(WORK TO BE COMPLETED):
Can the data below be echoed back word for word?

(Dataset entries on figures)

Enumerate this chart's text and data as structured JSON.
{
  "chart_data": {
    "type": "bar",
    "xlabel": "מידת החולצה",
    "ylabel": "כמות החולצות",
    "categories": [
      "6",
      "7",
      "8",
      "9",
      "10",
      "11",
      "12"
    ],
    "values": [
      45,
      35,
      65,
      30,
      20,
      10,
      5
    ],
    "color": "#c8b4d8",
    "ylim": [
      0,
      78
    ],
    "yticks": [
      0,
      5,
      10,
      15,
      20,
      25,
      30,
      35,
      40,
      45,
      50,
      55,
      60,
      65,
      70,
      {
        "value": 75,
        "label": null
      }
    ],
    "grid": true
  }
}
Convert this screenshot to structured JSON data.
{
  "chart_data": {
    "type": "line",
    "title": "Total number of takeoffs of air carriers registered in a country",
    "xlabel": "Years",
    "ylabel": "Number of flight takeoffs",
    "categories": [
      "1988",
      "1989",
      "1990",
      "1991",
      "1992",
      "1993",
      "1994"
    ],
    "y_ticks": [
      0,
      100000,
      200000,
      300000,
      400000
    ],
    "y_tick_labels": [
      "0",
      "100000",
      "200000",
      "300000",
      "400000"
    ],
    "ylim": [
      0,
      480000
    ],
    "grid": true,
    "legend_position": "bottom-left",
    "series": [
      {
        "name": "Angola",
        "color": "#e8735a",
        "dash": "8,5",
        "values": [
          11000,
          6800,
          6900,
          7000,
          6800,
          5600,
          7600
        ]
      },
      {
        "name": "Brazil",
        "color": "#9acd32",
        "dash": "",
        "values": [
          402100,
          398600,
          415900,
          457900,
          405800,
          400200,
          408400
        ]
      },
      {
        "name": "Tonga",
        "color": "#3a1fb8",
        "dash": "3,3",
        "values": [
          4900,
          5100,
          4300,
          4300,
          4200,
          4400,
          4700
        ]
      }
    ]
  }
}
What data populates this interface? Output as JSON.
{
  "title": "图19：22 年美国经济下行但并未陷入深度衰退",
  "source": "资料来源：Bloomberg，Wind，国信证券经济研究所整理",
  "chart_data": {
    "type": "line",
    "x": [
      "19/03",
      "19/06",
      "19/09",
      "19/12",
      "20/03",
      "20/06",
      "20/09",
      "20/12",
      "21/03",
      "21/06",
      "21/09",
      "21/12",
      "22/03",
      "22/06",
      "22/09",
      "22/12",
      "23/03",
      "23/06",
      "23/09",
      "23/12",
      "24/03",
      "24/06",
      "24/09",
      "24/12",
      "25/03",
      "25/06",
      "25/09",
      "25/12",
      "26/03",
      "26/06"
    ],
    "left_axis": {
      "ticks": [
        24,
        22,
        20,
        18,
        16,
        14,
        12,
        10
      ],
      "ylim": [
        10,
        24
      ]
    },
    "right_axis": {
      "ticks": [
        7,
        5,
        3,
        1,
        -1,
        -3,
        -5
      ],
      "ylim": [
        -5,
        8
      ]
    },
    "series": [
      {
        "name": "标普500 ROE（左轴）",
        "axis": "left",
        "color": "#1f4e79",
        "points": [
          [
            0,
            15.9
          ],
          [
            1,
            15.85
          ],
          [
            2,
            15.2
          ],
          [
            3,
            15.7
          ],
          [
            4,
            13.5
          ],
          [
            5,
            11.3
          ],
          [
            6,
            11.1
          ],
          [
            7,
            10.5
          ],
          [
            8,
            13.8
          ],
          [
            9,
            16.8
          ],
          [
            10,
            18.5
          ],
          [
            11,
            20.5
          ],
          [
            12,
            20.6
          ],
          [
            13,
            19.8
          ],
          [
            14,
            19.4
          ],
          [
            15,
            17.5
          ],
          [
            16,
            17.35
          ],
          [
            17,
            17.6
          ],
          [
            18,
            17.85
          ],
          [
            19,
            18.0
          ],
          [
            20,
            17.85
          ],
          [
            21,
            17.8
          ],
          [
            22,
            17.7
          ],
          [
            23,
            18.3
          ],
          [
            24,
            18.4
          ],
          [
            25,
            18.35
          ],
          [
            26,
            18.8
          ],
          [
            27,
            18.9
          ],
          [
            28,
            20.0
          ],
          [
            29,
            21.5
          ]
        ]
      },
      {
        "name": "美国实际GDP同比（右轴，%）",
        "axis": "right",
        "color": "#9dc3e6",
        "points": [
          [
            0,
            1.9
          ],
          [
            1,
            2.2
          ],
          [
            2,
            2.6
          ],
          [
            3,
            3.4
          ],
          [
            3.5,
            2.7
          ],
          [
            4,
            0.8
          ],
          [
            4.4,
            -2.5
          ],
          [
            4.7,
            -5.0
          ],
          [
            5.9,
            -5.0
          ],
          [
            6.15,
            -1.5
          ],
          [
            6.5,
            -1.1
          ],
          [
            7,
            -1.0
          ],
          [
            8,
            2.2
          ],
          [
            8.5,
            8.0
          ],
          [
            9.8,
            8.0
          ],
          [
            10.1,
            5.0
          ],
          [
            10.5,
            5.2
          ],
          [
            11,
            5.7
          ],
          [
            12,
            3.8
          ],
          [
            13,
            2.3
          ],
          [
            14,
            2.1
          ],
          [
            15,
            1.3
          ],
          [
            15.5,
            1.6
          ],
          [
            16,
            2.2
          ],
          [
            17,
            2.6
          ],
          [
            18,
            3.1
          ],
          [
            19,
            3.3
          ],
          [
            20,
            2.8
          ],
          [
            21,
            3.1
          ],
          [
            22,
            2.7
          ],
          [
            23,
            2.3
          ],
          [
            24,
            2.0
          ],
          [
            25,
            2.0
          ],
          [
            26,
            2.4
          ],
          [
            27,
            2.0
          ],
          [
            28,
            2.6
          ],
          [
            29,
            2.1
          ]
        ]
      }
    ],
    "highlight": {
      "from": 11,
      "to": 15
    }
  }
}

(TASK RESPONSE):
Enumerate this chart's text and data as structured JSON.
{
  "chart_data": {
    "type": "bar",
    "xlabel": "מידת החולצה",
    "ylabel": "כמות החולצות",
    "categories": [
      "6",
      "7",
      "8",
      "9",
      "10",
      "11",
      "12"
    ],
    "values": [
      45,
      35,
      65,
      30,
      20,
      10,
      5
    ],
    "color": "#c8b4d8",
    "ylim": [
      0,
      78
    ],
    "yticks": [
      0,
      5,
      10,
      15,
      20,
      25,
      30,
      35,
      40,
      45,
      50,
      55,
      60,
      65,
      70,
      {
        "value": 75,
        "label": null
      }
    ],
    "grid": true
  }
}
Convert this screenshot to structured JSON data.
{
  "chart_data": {
    "type": "line",
    "title": "Total number of takeoffs of air carriers registered in a country",
    "xlabel": "Years",
    "ylabel": "Number of flight takeoffs",
    "categories": [
      "1988",
      "1989",
      "1990",
      "1991",
      "1992",
      "1993",
      "1994"
    ],
    "y_ticks": [
      0,
      100000,
      200000,
      300000,
      400000
    ],
    "y_tick_labels": [
      "0",
      "100000",
      "200000",
      "300000",
      "400000"
    ],
    "ylim": [
      0,
      480000
    ],
    "grid": true,
    "legend_position": "bottom-left",
    "series": [
      {
        "name": "Angola",
        "color": "#e8735a",
        "dash": "8,5",
        "values": [
          11000,
          6800,
          6900,
          7000,
          6800,
          5600,
          7600
        ]
      },
      {
        "name": "Brazil",
        "color": "#9acd32",
        "dash": "",
        "values": [
          402100,
          398600,
          415900,
          457900,
          405800,
          400200,
          408400
        ]
      },
      {
        "name": "Tonga",
        "color": "#3a1fb8",
        "dash": "3,3",
        "values": [
          4900,
          5100,
          4300,
          4300,
          4200,
          4400,
          4700
        ]
      }
    ]
  }
}
What data populates this interface? Output as JSON.
{
  "title": "图19：22 年美国经济下行但并未陷入深度衰退",
  "source": "资料来源：Bloomberg，Wind，国信证券经济研究所整理",
  "chart_data": {
    "type": "line",
    "x": [
      "19/03",
      "19/06",
      "19/09",
      "19/12",
      "20/03",
      "20/06",
      "20/09",
      "20/12",
      "21/03",
      "21/06",
      "21/09",
      "21/12",
      "22/03",
      "22/06",
      "22/09",
      "22/12",
      "23/03",
      "23/06",
      "23/09",
      "23/12",
      "24/03",
      "24/06",
      "24/09",
      "24/12",
      "25/03",
      "25/06",
      "25/09",
      "25/12",
      "26/03",
      "26/06"
    ],
    "left_axis": {
      "ticks": [
        24,
        22,
        20,
        18,
        16,
        14,
        12,
        10
      ],
      "ylim": [
        10,
        24
      ]
    },
    "right_axis": {
      "ticks": [
        7,
        5,
        3,
        1,
        -1,
        -3,
        -5
      ],
      "ylim": [
        -5,
        8
      ]
    },
    "series": [
      {
        "name": "标普500 ROE（左轴）",
        "axis": "left",
        "color": "#1f4e79",
        "points": [
          [
            0,
            15.9
          ],
          [
            1,
            15.85
          ],
          [
            2,
            15.2
          ],
          [
            3,
            15.7
          ],
          [
            4,
            13.5
          ],
          [
            5,
            11.3
          ],
          [
            6,
            11.1
          ],
          [
            7,
            10.5
          ],
          [
            8,
            13.8
          ],
          [
            9,
            16.8
          ],
          [
            10,
            18.5
          ],
          [
            11,
            20.5
          ],
          [
            12,
            20.6
          ],
          [
            13,
            19.8
          ],
          [
            14,
            19.4
          ],
          [
            15,
            17.5
          ],
          [
            16,
            17.35
          ],
          [
            17,
            17.6
          ],
          [
            18,
            17.85
          ],
          [
            19,
            18.0
          ],
          [
            20,
            17.85
          ],
          [
            21,
            17.8
          ],
          [
            22,
            17.7
          ],
          [
            23,
            18.3
          ],
          [
            24,
            18.4
          ],
          [
            25,
            18.35
          ],
          [
            26,
            18.8
          ],
          [
            27,
            18.9
          ],
          [
            28,
            20.0
          ],
          [
            29,
            21.5
          ]
        ]
      },
      {
        "name": "美国实际GDP同比（右轴，%）",
        "axis": "right",
        "color": "#9dc3e6",
        "points": [
          [
            0,
            1.9
          ],
          [
            1,
            2.2
          ],
          [
            2,
            2.6
          ],
          [
            3,
            3.4
          ],
          [
            3.5,
            2.7
          ],
          [
            4,
            0.8
          ],
          [
            4.4,
            -2.5
          ],
          [
            4.7,
            -5.0
          ],
          [
            5.9,
            -5.0
          ],
          [
            6.15,
            -1.5
          ],
          [
            6.5,
            -1.1
          ],
          [
            7,
            -1.0
          ],
          [
            8,
            2.2
          ],
          [
            8.5,
            8.0
          ],
          [
            9.8,
            8.0
          ],
          [
            10.1,
            5.0
          ],
          [
            10.5,
            5.2
          ],
          [
            11,
            5.7
          ],
          [
            12,
            3.8
          ],
          [
            13,
            2.3
          ],
          [
            14,
            2.1
          ],
          [
            15,
            1.3
          ],
          [
            15.5,
            1.6
          ],
          [
            16,
            2.2
          ],
          [
            17,
            2.6
          ],
          [
            18,
            3.1
          ],
          [
            19,
            3.3
          ],
          [
            20,
            2.8
          ],
          [
            21,
            3.1
          ],
          [
            22,
            2.7
          ],
          [
            23,
            2.3
          ],
          [
            24,
            2.0
          ],
          [
            25,
            2.0
          ],
          [
            26,
            2.4
          ],
          [
            27,
            2.0
          ],
          [
            28,
            2.6
          ],
          [
            29,
            2.1
          ]
        ]
      }
    ],
    "highlight": {
      "from": 11,
      "to": 15
    }
  }
}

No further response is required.